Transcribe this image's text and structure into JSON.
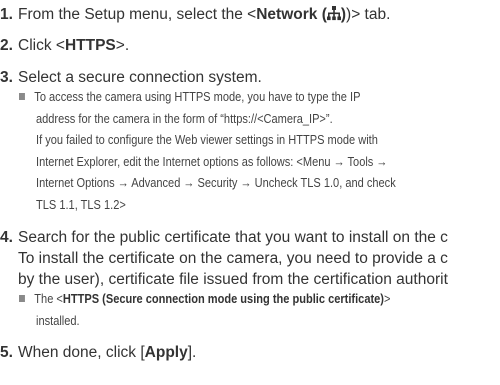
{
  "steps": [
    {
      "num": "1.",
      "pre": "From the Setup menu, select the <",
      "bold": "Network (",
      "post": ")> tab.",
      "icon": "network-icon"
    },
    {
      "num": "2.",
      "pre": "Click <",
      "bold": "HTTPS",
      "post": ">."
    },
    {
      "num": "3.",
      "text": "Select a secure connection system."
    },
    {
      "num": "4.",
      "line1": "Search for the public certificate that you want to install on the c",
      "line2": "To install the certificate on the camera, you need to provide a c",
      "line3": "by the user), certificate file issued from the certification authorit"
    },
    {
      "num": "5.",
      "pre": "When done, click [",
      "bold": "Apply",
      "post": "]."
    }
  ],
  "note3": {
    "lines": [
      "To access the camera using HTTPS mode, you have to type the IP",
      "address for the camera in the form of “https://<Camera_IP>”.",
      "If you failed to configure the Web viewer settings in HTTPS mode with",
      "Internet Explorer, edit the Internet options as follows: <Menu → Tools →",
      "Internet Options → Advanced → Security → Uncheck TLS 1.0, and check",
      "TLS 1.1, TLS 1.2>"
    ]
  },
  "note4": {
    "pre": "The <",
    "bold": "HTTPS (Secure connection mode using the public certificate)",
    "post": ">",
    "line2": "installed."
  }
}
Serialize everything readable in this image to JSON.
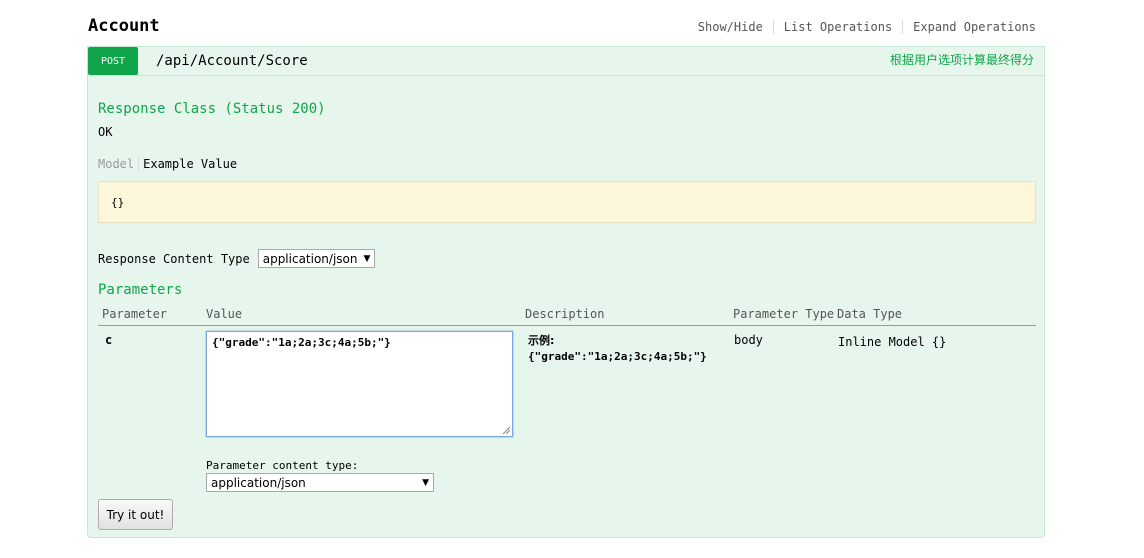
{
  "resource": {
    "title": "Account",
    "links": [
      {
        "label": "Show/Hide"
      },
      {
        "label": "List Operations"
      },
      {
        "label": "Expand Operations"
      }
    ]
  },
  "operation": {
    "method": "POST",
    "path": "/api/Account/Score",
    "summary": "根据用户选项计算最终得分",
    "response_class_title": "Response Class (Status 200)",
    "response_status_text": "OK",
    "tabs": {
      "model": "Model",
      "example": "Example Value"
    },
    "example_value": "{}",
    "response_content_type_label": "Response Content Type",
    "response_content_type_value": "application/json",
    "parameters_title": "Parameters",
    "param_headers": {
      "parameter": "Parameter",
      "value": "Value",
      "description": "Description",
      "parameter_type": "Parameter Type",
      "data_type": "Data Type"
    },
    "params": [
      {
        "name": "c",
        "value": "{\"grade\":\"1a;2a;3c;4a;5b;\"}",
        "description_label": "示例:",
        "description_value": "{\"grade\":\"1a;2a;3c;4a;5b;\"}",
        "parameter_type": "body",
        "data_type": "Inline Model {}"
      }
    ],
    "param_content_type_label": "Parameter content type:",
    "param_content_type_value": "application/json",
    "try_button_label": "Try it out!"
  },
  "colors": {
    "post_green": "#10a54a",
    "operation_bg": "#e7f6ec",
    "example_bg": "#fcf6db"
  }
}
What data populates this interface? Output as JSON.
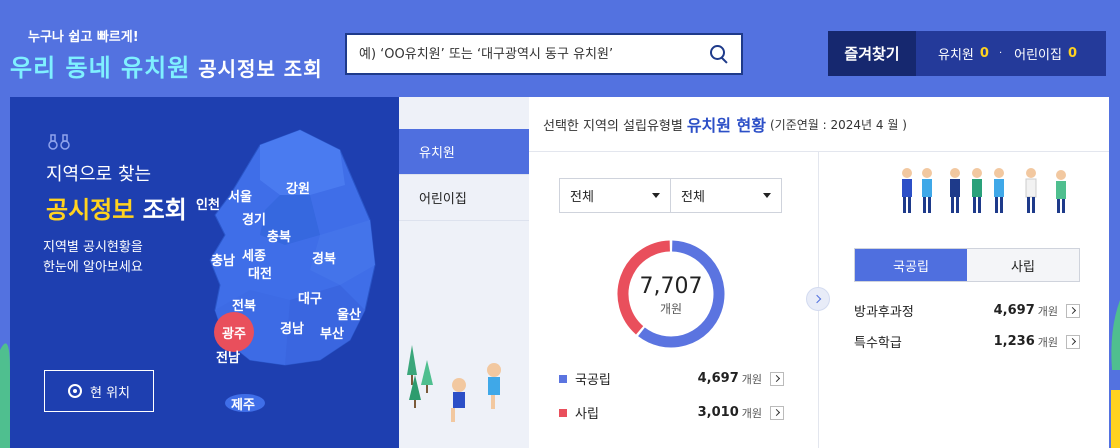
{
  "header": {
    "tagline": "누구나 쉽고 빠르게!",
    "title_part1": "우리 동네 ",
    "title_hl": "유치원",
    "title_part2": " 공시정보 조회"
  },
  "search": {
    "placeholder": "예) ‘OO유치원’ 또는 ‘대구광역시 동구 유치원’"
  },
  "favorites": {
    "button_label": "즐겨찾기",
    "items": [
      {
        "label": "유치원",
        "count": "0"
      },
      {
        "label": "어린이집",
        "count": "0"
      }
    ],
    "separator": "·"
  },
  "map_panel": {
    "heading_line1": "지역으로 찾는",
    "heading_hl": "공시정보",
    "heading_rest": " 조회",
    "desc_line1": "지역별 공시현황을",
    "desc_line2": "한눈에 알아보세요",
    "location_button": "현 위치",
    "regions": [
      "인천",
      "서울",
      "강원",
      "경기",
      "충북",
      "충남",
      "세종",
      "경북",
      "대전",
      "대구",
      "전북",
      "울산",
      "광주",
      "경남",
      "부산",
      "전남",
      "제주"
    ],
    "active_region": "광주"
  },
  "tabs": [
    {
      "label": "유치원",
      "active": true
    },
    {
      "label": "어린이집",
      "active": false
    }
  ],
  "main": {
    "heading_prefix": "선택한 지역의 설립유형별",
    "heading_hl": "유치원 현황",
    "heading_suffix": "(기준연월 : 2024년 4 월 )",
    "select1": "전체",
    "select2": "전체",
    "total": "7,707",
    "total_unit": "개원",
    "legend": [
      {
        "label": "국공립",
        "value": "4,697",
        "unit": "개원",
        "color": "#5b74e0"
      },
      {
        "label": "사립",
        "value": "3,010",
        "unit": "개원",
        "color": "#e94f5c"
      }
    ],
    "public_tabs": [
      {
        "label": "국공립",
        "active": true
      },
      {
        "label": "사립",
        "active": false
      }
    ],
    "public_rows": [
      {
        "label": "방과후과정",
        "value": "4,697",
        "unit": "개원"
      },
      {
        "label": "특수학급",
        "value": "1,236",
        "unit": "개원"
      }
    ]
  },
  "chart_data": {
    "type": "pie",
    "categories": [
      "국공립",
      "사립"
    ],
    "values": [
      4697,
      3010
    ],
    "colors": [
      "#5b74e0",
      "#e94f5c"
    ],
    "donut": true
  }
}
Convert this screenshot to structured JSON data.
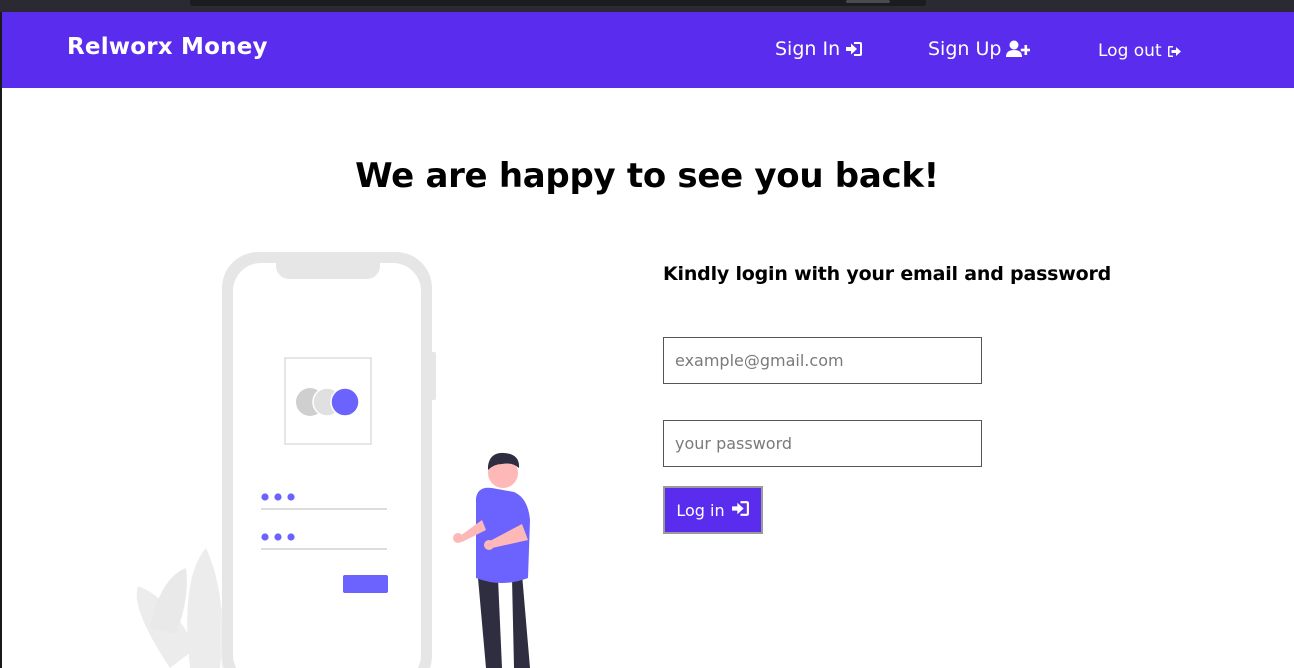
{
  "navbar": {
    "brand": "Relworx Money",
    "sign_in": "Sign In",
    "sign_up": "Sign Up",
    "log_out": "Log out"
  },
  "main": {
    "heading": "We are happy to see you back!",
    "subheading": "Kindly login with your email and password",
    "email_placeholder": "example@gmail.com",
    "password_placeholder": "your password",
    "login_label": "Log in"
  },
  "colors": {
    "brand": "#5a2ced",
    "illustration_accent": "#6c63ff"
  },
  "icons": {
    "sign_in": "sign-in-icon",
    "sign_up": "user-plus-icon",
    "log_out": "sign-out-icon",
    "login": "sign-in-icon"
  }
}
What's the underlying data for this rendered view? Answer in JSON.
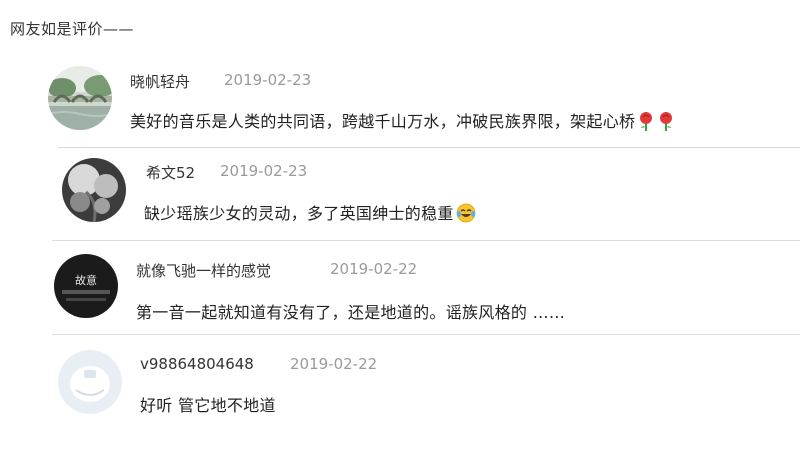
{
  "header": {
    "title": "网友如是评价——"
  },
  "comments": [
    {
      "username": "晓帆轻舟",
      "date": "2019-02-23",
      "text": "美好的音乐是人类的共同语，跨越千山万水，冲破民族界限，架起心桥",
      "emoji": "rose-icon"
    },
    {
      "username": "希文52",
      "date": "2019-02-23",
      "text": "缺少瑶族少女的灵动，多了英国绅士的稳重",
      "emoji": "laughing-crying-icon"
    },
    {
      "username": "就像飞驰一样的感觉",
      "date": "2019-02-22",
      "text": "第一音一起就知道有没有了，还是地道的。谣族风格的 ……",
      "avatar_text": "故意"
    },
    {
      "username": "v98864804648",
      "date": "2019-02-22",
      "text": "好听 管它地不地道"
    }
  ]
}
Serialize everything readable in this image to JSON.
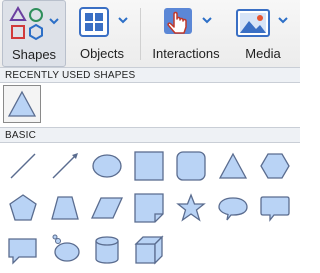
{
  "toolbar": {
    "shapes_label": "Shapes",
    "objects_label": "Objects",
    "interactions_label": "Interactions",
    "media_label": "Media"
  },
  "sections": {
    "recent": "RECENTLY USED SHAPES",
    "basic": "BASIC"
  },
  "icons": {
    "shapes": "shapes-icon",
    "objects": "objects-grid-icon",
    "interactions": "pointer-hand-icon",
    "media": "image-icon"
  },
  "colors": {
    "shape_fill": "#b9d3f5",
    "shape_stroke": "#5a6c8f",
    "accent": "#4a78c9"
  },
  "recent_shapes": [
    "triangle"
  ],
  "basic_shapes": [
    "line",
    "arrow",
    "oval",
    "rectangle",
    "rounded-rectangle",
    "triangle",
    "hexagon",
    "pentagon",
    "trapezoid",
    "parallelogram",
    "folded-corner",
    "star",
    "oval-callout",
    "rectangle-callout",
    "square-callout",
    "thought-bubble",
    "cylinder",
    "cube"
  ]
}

--------

WORK TO COMPLETE:
Repeat the records above exactly, leaving out the pictures.

EXERCISE SOLUTION:
Transcribe this image's text and structure into JSON.
{
  "steps": [
    {
      "num": "1.",
      "pre": "From the Setup menu, select the <",
      "bold": "Network (",
      "post": ")> tab.",
      "icon": "network-icon"
    },
    {
      "num": "2.",
      "pre": "Click <",
      "bold": "HTTPS",
      "post": ">."
    },
    {
      "num": "3.",
      "text": "Select a secure connection system."
    },
    {
      "num": "4.",
      "line1": "Search for the public certificate that you want to install on the c",
      "line2": "To install the certificate on the camera, you need to provide a c",
      "line3": "by the user), certificate file issued from the certification authorit"
    },
    {
      "num": "5.",
      "pre": "When done, click [",
      "bold": "Apply",
      "post": "]."
    }
  ],
  "note3": {
    "lines": [
      "To access the camera using HTTPS mode, you have to type the IP",
      "address for the camera in the form of “https://<Camera_IP>”.",
      "If you failed to configure the Web viewer settings in HTTPS mode with",
      "Internet Explorer, edit the Internet options as follows: <Menu → Tools →",
      "Internet Options → Advanced → Security → Uncheck TLS 1.0, and check",
      "TLS 1.1, TLS 1.2>"
    ]
  },
  "note4": {
    "pre": "The <",
    "bold": "HTTPS (Secure connection mode using the public certificate)",
    "post": ">",
    "line2": "installed."
  }
}
Serialize everything readable in this image to JSON.
{
  "resource": {
    "title": "Account",
    "links": [
      {
        "label": "Show/Hide"
      },
      {
        "label": "List Operations"
      },
      {
        "label": "Expand Operations"
      }
    ]
  },
  "operation": {
    "method": "POST",
    "path": "/api/Account/Score",
    "summary": "根据用户选项计算最终得分",
    "response_class_title": "Response Class (Status 200)",
    "response_status_text": "OK",
    "tabs": {
      "model": "Model",
      "example": "Example Value"
    },
    "example_value": "{}",
    "response_content_type_label": "Response Content Type",
    "response_content_type_value": "application/json",
    "parameters_title": "Parameters",
    "param_headers": {
      "parameter": "Parameter",
      "value": "Value",
      "description": "Description",
      "parameter_type": "Parameter Type",
      "data_type": "Data Type"
    },
    "params": [
      {
        "name": "c",
        "value": "{\"grade\":\"1a;2a;3c;4a;5b;\"}",
        "description_label": "示例:",
        "description_value": "{\"grade\":\"1a;2a;3c;4a;5b;\"}",
        "parameter_type": "body",
        "data_type": "Inline Model {}"
      }
    ],
    "param_content_type_label": "Parameter content type:",
    "param_content_type_value": "application/json",
    "try_button_label": "Try it out!"
  },
  "colors": {
    "post_green": "#10a54a",
    "operation_bg": "#e7f6ec",
    "example_bg": "#fcf6db"
  }
}
What data populates this interface? Output as JSON.
{
  "header": {
    "tagline": "누구나 쉽고 빠르게!",
    "title_part1": "우리 동네 ",
    "title_hl": "유치원",
    "title_part2": " 공시정보 조회"
  },
  "search": {
    "placeholder": "예) ‘OO유치원’ 또는 ‘대구광역시 동구 유치원’"
  },
  "favorites": {
    "button_label": "즐겨찾기",
    "items": [
      {
        "label": "유치원",
        "count": "0"
      },
      {
        "label": "어린이집",
        "count": "0"
      }
    ],
    "separator": "·"
  },
  "map_panel": {
    "heading_line1": "지역으로 찾는",
    "heading_hl": "공시정보",
    "heading_rest": " 조회",
    "desc_line1": "지역별 공시현황을",
    "desc_line2": "한눈에 알아보세요",
    "location_button": "현 위치",
    "regions": [
      "인천",
      "서울",
      "강원",
      "경기",
      "충북",
      "충남",
      "세종",
      "경북",
      "대전",
      "대구",
      "전북",
      "울산",
      "광주",
      "경남",
      "부산",
      "전남",
      "제주"
    ],
    "active_region": "광주"
  },
  "tabs": [
    {
      "label": "유치원",
      "active": true
    },
    {
      "label": "어린이집",
      "active": false
    }
  ],
  "main": {
    "heading_prefix": "선택한 지역의 설립유형별",
    "heading_hl": "유치원 현황",
    "heading_suffix": "(기준연월 : 2024년 4 월 )",
    "select1": "전체",
    "select2": "전체",
    "total": "7,707",
    "total_unit": "개원",
    "legend": [
      {
        "label": "국공립",
        "value": "4,697",
        "unit": "개원",
        "color": "#5b74e0"
      },
      {
        "label": "사립",
        "value": "3,010",
        "unit": "개원",
        "color": "#e94f5c"
      }
    ],
    "public_tabs": [
      {
        "label": "국공립",
        "active": true
      },
      {
        "label": "사립",
        "active": false
      }
    ],
    "public_rows": [
      {
        "label": "방과후과정",
        "value": "4,697",
        "unit": "개원"
      },
      {
        "label": "특수학급",
        "value": "1,236",
        "unit": "개원"
      }
    ]
  },
  "chart_data": {
    "type": "pie",
    "categories": [
      "국공립",
      "사립"
    ],
    "values": [
      4697,
      3010
    ],
    "colors": [
      "#5b74e0",
      "#e94f5c"
    ],
    "donut": true
  }
}
Convert this screenshot to structured JSON data.
{
  "navbar": {
    "brand": "Relworx Money",
    "sign_in": "Sign In",
    "sign_up": "Sign Up",
    "log_out": "Log out"
  },
  "main": {
    "heading": "We are happy to see you back!",
    "subheading": "Kindly login with your email and password",
    "email_placeholder": "example@gmail.com",
    "password_placeholder": "your password",
    "login_label": "Log in"
  },
  "colors": {
    "brand": "#5a2ced",
    "illustration_accent": "#6c63ff"
  },
  "icons": {
    "sign_in": "sign-in-icon",
    "sign_up": "user-plus-icon",
    "log_out": "sign-out-icon",
    "login": "sign-in-icon"
  }
}
What's the underlying data for this rendered view? Answer in JSON.
{
  "header": {
    "title": "网友如是评价——"
  },
  "comments": [
    {
      "username": "晓帆轻舟",
      "date": "2019-02-23",
      "text": "美好的音乐是人类的共同语，跨越千山万水，冲破民族界限，架起心桥",
      "emoji": "rose-icon"
    },
    {
      "username": "希文52",
      "date": "2019-02-23",
      "text": "缺少瑶族少女的灵动，多了英国绅士的稳重",
      "emoji": "laughing-crying-icon"
    },
    {
      "username": "就像飞驰一样的感觉",
      "date": "2019-02-22",
      "text": "第一音一起就知道有没有了，还是地道的。谣族风格的 ……",
      "avatar_text": "故意"
    },
    {
      "username": "v98864804648",
      "date": "2019-02-22",
      "text": "好听 管它地不地道"
    }
  ]
}
Serialize everything readable in this image to JSON.
{
  "toolbar": {
    "shapes_label": "Shapes",
    "objects_label": "Objects",
    "interactions_label": "Interactions",
    "media_label": "Media"
  },
  "sections": {
    "recent": "RECENTLY USED SHAPES",
    "basic": "BASIC"
  },
  "icons": {
    "shapes": "shapes-icon",
    "objects": "objects-grid-icon",
    "interactions": "pointer-hand-icon",
    "media": "image-icon"
  },
  "colors": {
    "shape_fill": "#b9d3f5",
    "shape_stroke": "#5a6c8f",
    "accent": "#4a78c9"
  },
  "recent_shapes": [
    "triangle"
  ],
  "basic_shapes": [
    "line",
    "arrow",
    "oval",
    "rectangle",
    "rounded-rectangle",
    "triangle",
    "hexagon",
    "pentagon",
    "trapezoid",
    "parallelogram",
    "folded-corner",
    "star",
    "oval-callout",
    "rectangle-callout",
    "square-callout",
    "thought-bubble",
    "cylinder",
    "cube"
  ]
}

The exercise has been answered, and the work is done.